#### Work required:
Quote the records beneath, complete and exact. Leave out images.

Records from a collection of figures
--------------------------------------------------
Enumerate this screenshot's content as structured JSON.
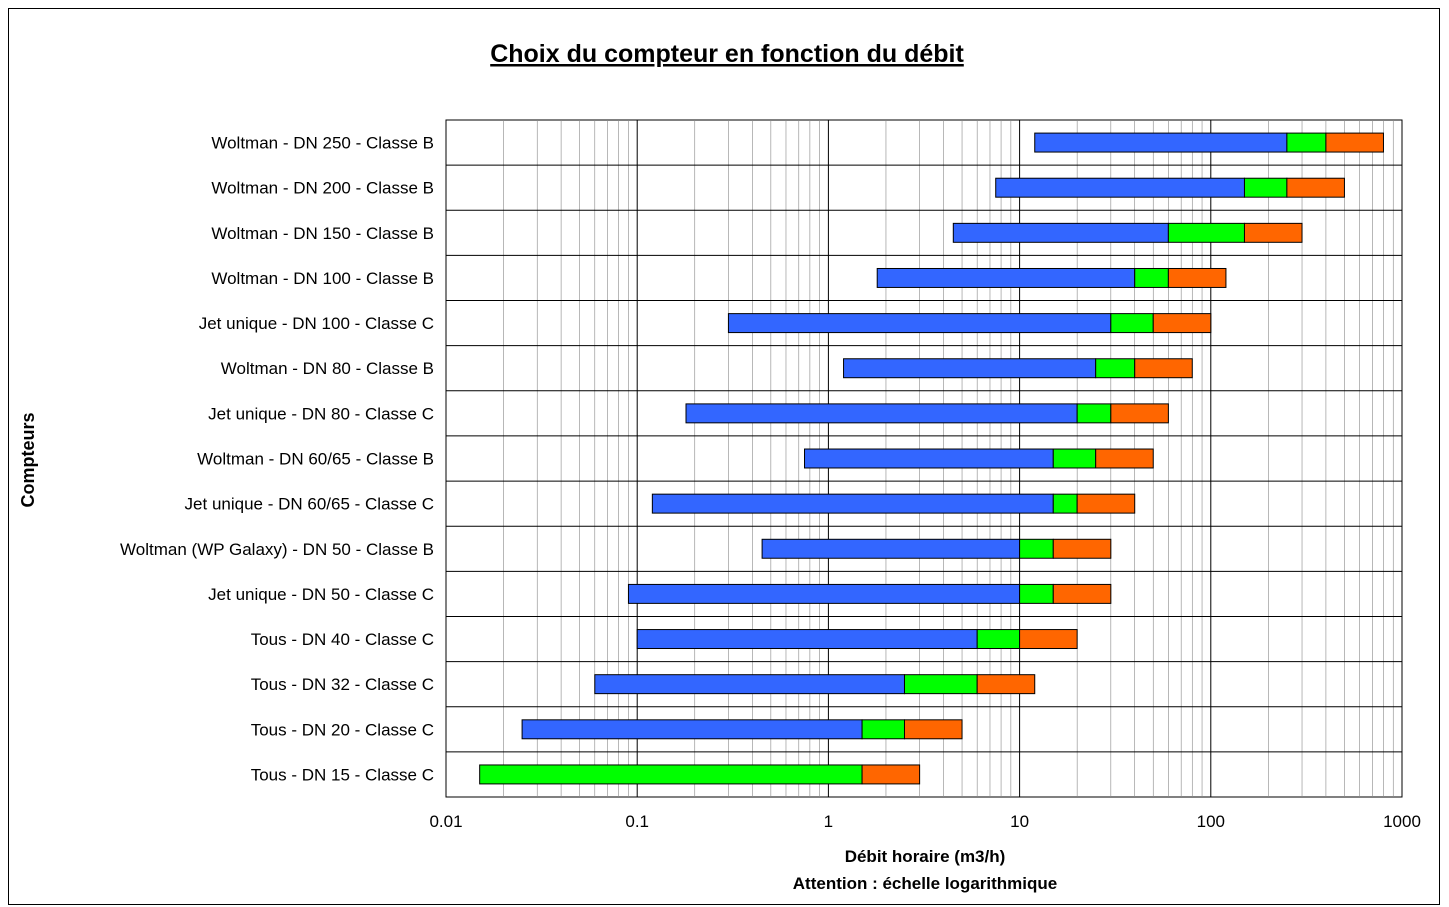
{
  "chart_data": {
    "type": "bar",
    "orientation": "horizontal",
    "stacked": true,
    "title": "Choix du compteur en fonction du débit",
    "xlabel": "Débit horaire (m3/h)",
    "xlabel_note": "Attention : échelle logarithmique",
    "ylabel": "Compteurs",
    "xscale": "log",
    "xlim": [
      0.01,
      1000
    ],
    "xticks": [
      "0.01",
      "0.1",
      "1",
      "10",
      "100",
      "1000"
    ],
    "grid": true,
    "legend": "none",
    "segment_colors": [
      "#3366ff",
      "#00ff00",
      "#ff6600"
    ],
    "categories": [
      "Woltman - DN 250 - Classe B",
      "Woltman - DN 200 - Classe B",
      "Woltman - DN 150 - Classe B",
      "Woltman - DN 100 - Classe B",
      "Jet unique - DN 100 - Classe C",
      "Woltman - DN 80 - Classe B",
      "Jet unique - DN 80 - Classe C",
      "Woltman - DN 60/65 - Classe B",
      "Jet unique - DN 60/65 - Classe C",
      "Woltman (WP Galaxy) - DN 50 - Classe B",
      "Jet unique - DN 50 - Classe C",
      "Tous - DN 40 - Classe C",
      "Tous - DN 32 - Classe C",
      "Tous - DN 20 - Classe C",
      "Tous - DN 15 - Classe C"
    ],
    "ranges": [
      [
        12,
        250,
        400,
        800
      ],
      [
        7.5,
        150,
        250,
        500
      ],
      [
        4.5,
        60,
        150,
        300
      ],
      [
        1.8,
        40,
        60,
        120
      ],
      [
        0.3,
        30,
        50,
        100
      ],
      [
        1.2,
        25,
        40,
        80
      ],
      [
        0.18,
        20,
        30,
        60
      ],
      [
        0.75,
        15,
        25,
        50
      ],
      [
        0.12,
        15,
        20,
        40
      ],
      [
        0.45,
        10,
        15,
        30
      ],
      [
        0.09,
        10,
        15,
        30
      ],
      [
        0.1,
        6,
        10,
        20
      ],
      [
        0.06,
        2.5,
        6,
        12
      ],
      [
        0.025,
        1.5,
        2.5,
        5
      ],
      [
        0.015,
        0.015,
        1.5,
        3
      ]
    ]
  }
}
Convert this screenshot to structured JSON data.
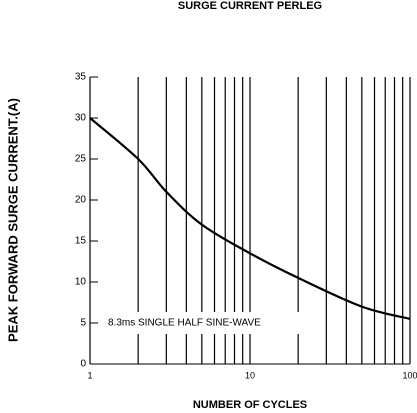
{
  "chart_data": {
    "type": "line",
    "title": "SURGE CURRENT PERLEG",
    "ylabel": "PEAK  FORWARD SURGE CURRENT.(A)",
    "xlabel": "NUMBER OF CYCLES",
    "annotation": "8.3ms SINGLE HALF SINE-WAVE",
    "xscale": "log",
    "xlim": [
      1,
      100
    ],
    "ylim": [
      0,
      35
    ],
    "xticks": [
      1,
      10,
      100
    ],
    "xminor_ticks": [
      2,
      3,
      4,
      5,
      6,
      7,
      8,
      9,
      20,
      30,
      40,
      50,
      60,
      70,
      80,
      90
    ],
    "yticks": [
      0,
      5,
      10,
      15,
      20,
      25,
      30,
      35
    ],
    "grid": true,
    "series": [
      {
        "name": null,
        "color": "#000000",
        "x": [
          1,
          2,
          3,
          5,
          10,
          20,
          50,
          100
        ],
        "values": [
          30,
          25,
          21,
          17,
          13.5,
          10.5,
          7,
          5.5
        ]
      }
    ]
  }
}
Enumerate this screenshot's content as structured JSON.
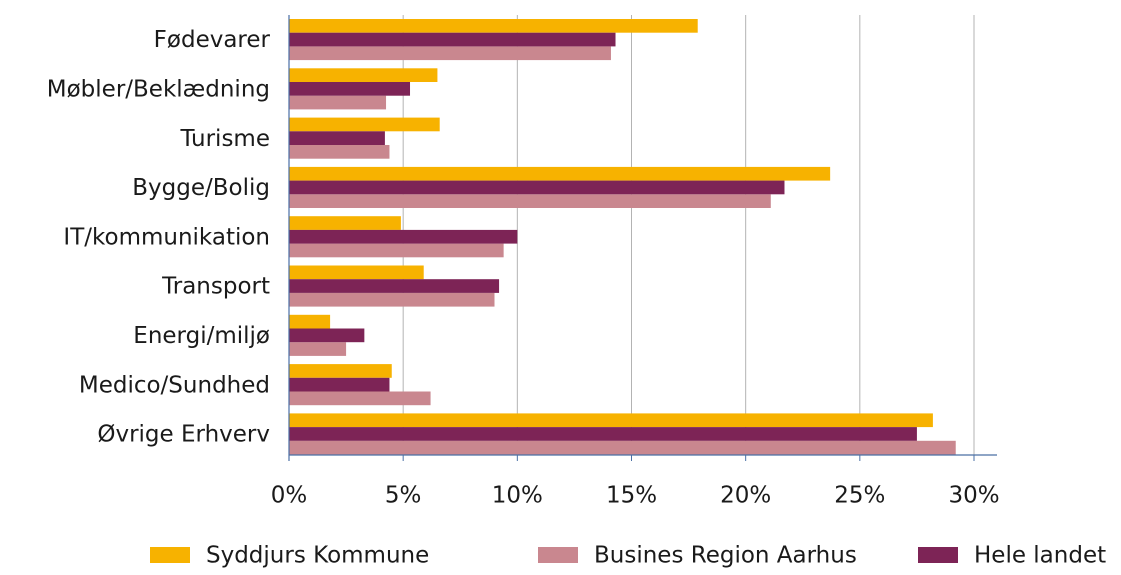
{
  "chart_data": {
    "type": "hbar",
    "categories": [
      "Fødevarer",
      "Møbler/Beklædning",
      "Turisme",
      "Bygge/Bolig",
      "IT/kommunikation",
      "Transport",
      "Energi/miljø",
      "Medico/Sundhed",
      "Øvrige Erhverv"
    ],
    "series": [
      {
        "name": "Syddjurs Kommune",
        "color": "#f7b200",
        "values": [
          17.9,
          6.5,
          6.6,
          23.7,
          4.9,
          5.9,
          1.8,
          4.5,
          28.2
        ]
      },
      {
        "name": "Busines Region Aarhus",
        "color": "#c9878f",
        "values": [
          14.1,
          4.25,
          4.4,
          21.1,
          9.4,
          9.0,
          2.5,
          6.2,
          29.2
        ]
      },
      {
        "name": "Hele landet",
        "color": "#7d2456",
        "values": [
          14.3,
          5.3,
          4.2,
          21.7,
          10.0,
          9.2,
          3.3,
          4.4,
          27.5
        ]
      }
    ],
    "xlim": [
      0,
      30
    ],
    "xticks": [
      {
        "value": 0,
        "label": "0%"
      },
      {
        "value": 5,
        "label": "5%"
      },
      {
        "value": 10,
        "label": "10%"
      },
      {
        "value": 15,
        "label": "15%"
      },
      {
        "value": 20,
        "label": "20%"
      },
      {
        "value": 25,
        "label": "25%"
      },
      {
        "value": 30,
        "label": "30%"
      }
    ],
    "grid": true
  }
}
--------------------------------------------------
#### Task response:
Enumerate this screenshot's content as structured JSON.
{
  "chart_data": {
    "type": "bar",
    "orientation": "horizontal",
    "stacked": true,
    "title": "Choix du compteur en fonction du débit",
    "xlabel": "Débit horaire (m3/h)",
    "xlabel_note": "Attention : échelle logarithmique",
    "ylabel": "Compteurs",
    "xscale": "log",
    "xlim": [
      0.01,
      1000
    ],
    "xticks": [
      "0.01",
      "0.1",
      "1",
      "10",
      "100",
      "1000"
    ],
    "grid": true,
    "legend": "none",
    "segment_colors": [
      "#3366ff",
      "#00ff00",
      "#ff6600"
    ],
    "categories": [
      "Woltman - DN 250 - Classe B",
      "Woltman - DN 200 - Classe B",
      "Woltman - DN 150 - Classe B",
      "Woltman - DN 100 - Classe B",
      "Jet unique - DN 100 - Classe C",
      "Woltman - DN 80 - Classe B",
      "Jet unique - DN 80 - Classe C",
      "Woltman - DN 60/65 - Classe B",
      "Jet unique - DN 60/65 - Classe C",
      "Woltman (WP Galaxy) - DN 50 - Classe B",
      "Jet unique - DN 50 - Classe C",
      "Tous - DN 40 - Classe C",
      "Tous - DN 32 - Classe C",
      "Tous - DN 20 - Classe C",
      "Tous - DN 15 - Classe C"
    ],
    "ranges": [
      [
        12,
        250,
        400,
        800
      ],
      [
        7.5,
        150,
        250,
        500
      ],
      [
        4.5,
        60,
        150,
        300
      ],
      [
        1.8,
        40,
        60,
        120
      ],
      [
        0.3,
        30,
        50,
        100
      ],
      [
        1.2,
        25,
        40,
        80
      ],
      [
        0.18,
        20,
        30,
        60
      ],
      [
        0.75,
        15,
        25,
        50
      ],
      [
        0.12,
        15,
        20,
        40
      ],
      [
        0.45,
        10,
        15,
        30
      ],
      [
        0.09,
        10,
        15,
        30
      ],
      [
        0.1,
        6,
        10,
        20
      ],
      [
        0.06,
        2.5,
        6,
        12
      ],
      [
        0.025,
        1.5,
        2.5,
        5
      ],
      [
        0.015,
        0.015,
        1.5,
        3
      ]
    ]
  }
}
Convert this screenshot to structured JSON data.
{
  "chart_data": {
    "type": "line",
    "title": "SURGE CURRENT PERLEG",
    "ylabel": "PEAK  FORWARD SURGE CURRENT.(A)",
    "xlabel": "NUMBER OF CYCLES",
    "annotation": "8.3ms SINGLE HALF SINE-WAVE",
    "xscale": "log",
    "xlim": [
      1,
      100
    ],
    "ylim": [
      0,
      35
    ],
    "xticks": [
      1,
      10,
      100
    ],
    "xminor_ticks": [
      2,
      3,
      4,
      5,
      6,
      7,
      8,
      9,
      20,
      30,
      40,
      50,
      60,
      70,
      80,
      90
    ],
    "yticks": [
      0,
      5,
      10,
      15,
      20,
      25,
      30,
      35
    ],
    "grid": true,
    "series": [
      {
        "name": null,
        "color": "#000000",
        "x": [
          1,
          2,
          3,
          5,
          10,
          20,
          50,
          100
        ],
        "values": [
          30,
          25,
          21,
          17,
          13.5,
          10.5,
          7,
          5.5
        ]
      }
    ]
  }
}
Enumerate this screenshot's content as structured JSON.
{
  "chart_data": {
    "type": "hbar",
    "categories": [
      "Fødevarer",
      "Møbler/Beklædning",
      "Turisme",
      "Bygge/Bolig",
      "IT/kommunikation",
      "Transport",
      "Energi/miljø",
      "Medico/Sundhed",
      "Øvrige Erhverv"
    ],
    "series": [
      {
        "name": "Syddjurs Kommune",
        "color": "#f7b200",
        "values": [
          17.9,
          6.5,
          6.6,
          23.7,
          4.9,
          5.9,
          1.8,
          4.5,
          28.2
        ]
      },
      {
        "name": "Busines Region Aarhus",
        "color": "#c9878f",
        "values": [
          14.1,
          4.25,
          4.4,
          21.1,
          9.4,
          9.0,
          2.5,
          6.2,
          29.2
        ]
      },
      {
        "name": "Hele landet",
        "color": "#7d2456",
        "values": [
          14.3,
          5.3,
          4.2,
          21.7,
          10.0,
          9.2,
          3.3,
          4.4,
          27.5
        ]
      }
    ],
    "xlim": [
      0,
      30
    ],
    "xticks": [
      {
        "value": 0,
        "label": "0%"
      },
      {
        "value": 5,
        "label": "5%"
      },
      {
        "value": 10,
        "label": "10%"
      },
      {
        "value": 15,
        "label": "15%"
      },
      {
        "value": 20,
        "label": "20%"
      },
      {
        "value": 25,
        "label": "25%"
      },
      {
        "value": 30,
        "label": "30%"
      }
    ],
    "grid": true
  }
}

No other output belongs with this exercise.